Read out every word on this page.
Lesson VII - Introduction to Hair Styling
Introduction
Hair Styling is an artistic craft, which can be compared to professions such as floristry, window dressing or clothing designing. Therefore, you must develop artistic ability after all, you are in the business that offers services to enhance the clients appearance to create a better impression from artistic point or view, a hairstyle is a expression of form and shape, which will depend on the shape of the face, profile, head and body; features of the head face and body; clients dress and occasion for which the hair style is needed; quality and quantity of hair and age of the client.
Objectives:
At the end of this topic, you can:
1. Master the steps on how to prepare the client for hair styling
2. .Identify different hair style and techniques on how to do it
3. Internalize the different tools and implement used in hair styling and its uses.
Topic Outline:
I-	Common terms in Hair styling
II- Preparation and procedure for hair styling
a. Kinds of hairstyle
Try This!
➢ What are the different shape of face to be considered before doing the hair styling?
========
Write out every record verbatim.

Read out every word on this page.
Lesson VII - Introduction to Hair Styling
Introduction
Hair Styling is an artistic craft, which can be compared to professions such as floristry, window dressing or clothing designing. Therefore, you must develop artistic ability after all, you are in the business that offers services to enhance the clients appearance to create a better impression from artistic point or view, a hairstyle is a expression of form and shape, which will depend on the shape of the face, profile, head and body; features of the head face and body; clients dress and occasion for which the hair style is needed; quality and quantity of hair and age of the client.
Objectives:
At the end of this topic, you can:
1. Master the steps on how to prepare the client for hair styling
2. .Identify different hair style and techniques on how to do it
3. Internalize the different tools and implement used in hair styling and its uses.
Topic Outline:
I-	Common terms in Hair styling
II- Preparation and procedure for hair styling
a. Kinds of hairstyle
Try This!
➢ What are the different shape of face to be considered before doing the hair styling?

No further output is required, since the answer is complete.